"Il fissatigre" costituisce un emblematico brano tratto dalle "Storie di Cronopios e di Famas", una raccolta di piccoli saggi che descrive lo spaccato di vita delle due genie di personaggi creati da Cortazar. L’autore vuole farci sperimentare la “drammatica” conoscenza dei nostri luoghi comuni, dove, subdole, abitano l’abitudine e la pigrizia e al contempo costituisce un meraviglioso e cesellato esempio su quel pensiero “divergente” che tanto ha appassionato la letteratura d’avanguardia degli ultimi decenni oltre che la psicologia, ma ad esempio, dimenticato dalla scuola. Cortazar esaspera le nostre abitudini sino al grottesco, all’assurdo, ma anche oltre. E' la ritualità che giunge ad addormentare le possibilità interpretative del nostro Io, ad essere in scena con “il fissatigre”. Eidetica, ma sicuramente anche auditiva e cenestesica, l’espressione letteraria di questo autore, che riesce a farci ridere, con tutti i "cinque sensi" dell’invidia, della gelosia, della paura, della vergogna e del pudore, del ruolo codificato, come dei maldestri e comici tentativi di romperlo a volte ed illudersi finalmente liberi!
Il testo di Cortazar, ma ancor prima la sua acuta critica dell’ovvio, alla ricerca dell’autentico, offre spunti speciali alla riflessione nel processo drammaterapico, afferma il conduttore di questa interessante ma anche divertente performance drammaterapica del suo gruppo teatrale. Il "fama" che è in noi continua a divertirsi, ed in fondo interagisce sempre, rovescio di un’unica medaglia, con il "cronopio", cercando forse una collaborazione? Ma anche il "cronopio" non è così indifferente all'arte di vivere che il "fama" gli ricorda! Come utilizzare, quindi, questi due moti dell'anima, “conservatore” ed ingenuamente “eversivo”, affinchè ci arricchiscano e ci agevolino? Pablo Neruda è drastico: “Chiunque non legga Cortazar, è condannato”.

RIGHE FORNITE

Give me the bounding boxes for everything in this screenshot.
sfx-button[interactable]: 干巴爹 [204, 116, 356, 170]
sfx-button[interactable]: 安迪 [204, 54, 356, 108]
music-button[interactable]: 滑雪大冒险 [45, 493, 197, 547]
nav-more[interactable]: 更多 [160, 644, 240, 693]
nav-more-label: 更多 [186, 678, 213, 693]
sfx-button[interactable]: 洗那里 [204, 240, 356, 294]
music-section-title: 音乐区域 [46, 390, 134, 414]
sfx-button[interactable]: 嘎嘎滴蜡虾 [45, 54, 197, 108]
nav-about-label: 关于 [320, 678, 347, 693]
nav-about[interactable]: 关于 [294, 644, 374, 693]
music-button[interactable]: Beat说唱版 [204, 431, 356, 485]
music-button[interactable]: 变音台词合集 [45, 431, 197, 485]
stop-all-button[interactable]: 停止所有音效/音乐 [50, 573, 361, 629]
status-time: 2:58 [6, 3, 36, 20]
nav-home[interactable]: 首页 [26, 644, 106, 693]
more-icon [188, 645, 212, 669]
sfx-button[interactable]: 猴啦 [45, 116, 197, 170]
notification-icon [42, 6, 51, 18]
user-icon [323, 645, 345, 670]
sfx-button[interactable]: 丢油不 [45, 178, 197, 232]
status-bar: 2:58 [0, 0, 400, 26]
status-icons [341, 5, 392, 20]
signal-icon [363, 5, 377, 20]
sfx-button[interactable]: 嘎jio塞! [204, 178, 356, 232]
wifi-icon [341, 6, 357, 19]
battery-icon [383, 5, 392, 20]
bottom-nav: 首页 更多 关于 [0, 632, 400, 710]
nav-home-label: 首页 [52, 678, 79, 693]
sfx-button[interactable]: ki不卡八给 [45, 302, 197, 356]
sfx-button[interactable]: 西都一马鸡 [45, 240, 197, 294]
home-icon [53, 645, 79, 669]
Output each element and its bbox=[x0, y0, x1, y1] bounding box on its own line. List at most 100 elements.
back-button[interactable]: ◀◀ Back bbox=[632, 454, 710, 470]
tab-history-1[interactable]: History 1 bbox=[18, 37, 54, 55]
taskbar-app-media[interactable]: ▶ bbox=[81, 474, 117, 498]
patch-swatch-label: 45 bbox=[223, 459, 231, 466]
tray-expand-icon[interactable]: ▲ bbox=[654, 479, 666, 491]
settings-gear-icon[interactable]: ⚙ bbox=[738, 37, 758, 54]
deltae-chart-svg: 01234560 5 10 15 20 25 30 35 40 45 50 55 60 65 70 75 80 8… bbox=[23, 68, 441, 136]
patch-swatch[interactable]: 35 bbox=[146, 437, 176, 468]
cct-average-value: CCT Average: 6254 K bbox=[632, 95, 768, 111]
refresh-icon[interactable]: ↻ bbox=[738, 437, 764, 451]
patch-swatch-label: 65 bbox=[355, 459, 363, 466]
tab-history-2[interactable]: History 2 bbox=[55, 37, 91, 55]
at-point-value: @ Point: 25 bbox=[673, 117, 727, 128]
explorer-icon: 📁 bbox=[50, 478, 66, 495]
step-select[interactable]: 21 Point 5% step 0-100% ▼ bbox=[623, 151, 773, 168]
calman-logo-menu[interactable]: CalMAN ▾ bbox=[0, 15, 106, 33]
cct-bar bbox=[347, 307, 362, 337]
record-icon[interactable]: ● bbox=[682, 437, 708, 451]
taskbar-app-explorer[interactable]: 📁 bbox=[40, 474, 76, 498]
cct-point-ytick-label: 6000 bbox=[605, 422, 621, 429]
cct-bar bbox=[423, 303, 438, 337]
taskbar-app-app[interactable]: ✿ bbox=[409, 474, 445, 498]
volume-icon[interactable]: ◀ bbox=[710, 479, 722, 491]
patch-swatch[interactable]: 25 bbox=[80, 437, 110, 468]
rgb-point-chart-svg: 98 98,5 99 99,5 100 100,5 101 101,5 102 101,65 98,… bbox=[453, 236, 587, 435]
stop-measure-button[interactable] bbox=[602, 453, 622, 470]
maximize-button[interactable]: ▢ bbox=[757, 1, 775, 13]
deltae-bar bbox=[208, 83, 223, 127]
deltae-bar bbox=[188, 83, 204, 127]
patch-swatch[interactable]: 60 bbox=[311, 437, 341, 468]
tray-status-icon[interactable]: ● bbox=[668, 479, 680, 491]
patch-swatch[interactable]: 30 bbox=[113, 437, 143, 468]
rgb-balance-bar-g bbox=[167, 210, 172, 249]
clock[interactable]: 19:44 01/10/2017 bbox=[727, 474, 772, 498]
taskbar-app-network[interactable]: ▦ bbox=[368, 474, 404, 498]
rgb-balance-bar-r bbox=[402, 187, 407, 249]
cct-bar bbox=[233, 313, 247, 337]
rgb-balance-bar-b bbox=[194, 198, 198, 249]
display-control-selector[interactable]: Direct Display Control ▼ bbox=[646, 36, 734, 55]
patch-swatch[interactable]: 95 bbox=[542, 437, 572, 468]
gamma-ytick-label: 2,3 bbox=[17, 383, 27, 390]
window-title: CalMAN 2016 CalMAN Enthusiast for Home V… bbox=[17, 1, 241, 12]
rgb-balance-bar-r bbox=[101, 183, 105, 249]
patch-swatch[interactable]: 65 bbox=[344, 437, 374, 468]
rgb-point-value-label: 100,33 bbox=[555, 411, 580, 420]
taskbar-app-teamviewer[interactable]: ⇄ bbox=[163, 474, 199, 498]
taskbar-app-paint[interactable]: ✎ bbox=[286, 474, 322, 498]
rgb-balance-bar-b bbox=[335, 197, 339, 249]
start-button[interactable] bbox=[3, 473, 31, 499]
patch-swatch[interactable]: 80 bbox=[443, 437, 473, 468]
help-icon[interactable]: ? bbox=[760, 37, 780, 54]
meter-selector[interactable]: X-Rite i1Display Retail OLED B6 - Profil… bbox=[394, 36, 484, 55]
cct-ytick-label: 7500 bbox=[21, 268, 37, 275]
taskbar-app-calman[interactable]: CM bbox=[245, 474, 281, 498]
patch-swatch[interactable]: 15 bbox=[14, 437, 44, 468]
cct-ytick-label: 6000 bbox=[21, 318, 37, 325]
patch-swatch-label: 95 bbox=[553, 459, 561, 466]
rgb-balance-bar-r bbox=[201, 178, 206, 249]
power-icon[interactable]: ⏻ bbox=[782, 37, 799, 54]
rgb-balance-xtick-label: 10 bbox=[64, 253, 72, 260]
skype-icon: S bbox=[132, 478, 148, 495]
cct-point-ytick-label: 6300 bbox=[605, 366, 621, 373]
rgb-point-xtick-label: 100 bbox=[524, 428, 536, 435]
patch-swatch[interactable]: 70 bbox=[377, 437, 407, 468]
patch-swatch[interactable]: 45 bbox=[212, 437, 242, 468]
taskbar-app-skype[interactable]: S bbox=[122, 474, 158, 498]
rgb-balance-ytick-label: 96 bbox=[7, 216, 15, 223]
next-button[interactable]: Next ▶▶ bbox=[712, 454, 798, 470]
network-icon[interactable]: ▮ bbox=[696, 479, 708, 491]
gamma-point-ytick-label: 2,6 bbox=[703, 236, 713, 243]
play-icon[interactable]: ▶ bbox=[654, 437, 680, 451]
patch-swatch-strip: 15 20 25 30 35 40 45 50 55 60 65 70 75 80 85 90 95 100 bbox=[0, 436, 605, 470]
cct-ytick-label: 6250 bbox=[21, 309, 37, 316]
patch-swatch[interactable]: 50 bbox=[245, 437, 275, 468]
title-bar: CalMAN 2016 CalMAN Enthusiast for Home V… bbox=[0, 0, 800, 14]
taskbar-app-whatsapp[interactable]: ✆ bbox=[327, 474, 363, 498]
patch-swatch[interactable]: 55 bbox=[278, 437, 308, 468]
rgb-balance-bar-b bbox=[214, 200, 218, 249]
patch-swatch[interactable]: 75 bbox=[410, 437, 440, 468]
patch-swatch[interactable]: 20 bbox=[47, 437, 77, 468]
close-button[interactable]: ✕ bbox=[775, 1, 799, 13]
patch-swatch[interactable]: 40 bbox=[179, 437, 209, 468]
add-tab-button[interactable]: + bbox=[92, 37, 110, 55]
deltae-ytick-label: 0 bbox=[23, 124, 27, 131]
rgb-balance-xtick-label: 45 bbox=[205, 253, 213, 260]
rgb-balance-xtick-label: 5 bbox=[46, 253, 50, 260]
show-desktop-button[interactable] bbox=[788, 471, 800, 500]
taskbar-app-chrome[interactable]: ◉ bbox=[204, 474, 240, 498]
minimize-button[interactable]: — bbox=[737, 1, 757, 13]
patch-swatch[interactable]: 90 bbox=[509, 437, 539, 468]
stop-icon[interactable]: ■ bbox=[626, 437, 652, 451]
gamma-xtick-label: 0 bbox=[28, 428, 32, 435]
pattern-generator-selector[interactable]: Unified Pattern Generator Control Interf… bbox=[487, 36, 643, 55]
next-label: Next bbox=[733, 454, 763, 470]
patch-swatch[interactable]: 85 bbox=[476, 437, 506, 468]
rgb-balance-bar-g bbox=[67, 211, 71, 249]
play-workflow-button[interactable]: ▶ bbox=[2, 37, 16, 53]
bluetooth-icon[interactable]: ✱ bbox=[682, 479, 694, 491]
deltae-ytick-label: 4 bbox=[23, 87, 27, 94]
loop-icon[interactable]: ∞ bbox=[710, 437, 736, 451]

LAVORO RICHIESTO
Secondo il testo scelto, da quale raccolta di Cortazar è tratto "Il fissatigre"?

RISPOSTA
Dalle "Storie di Cronopios e di Famas".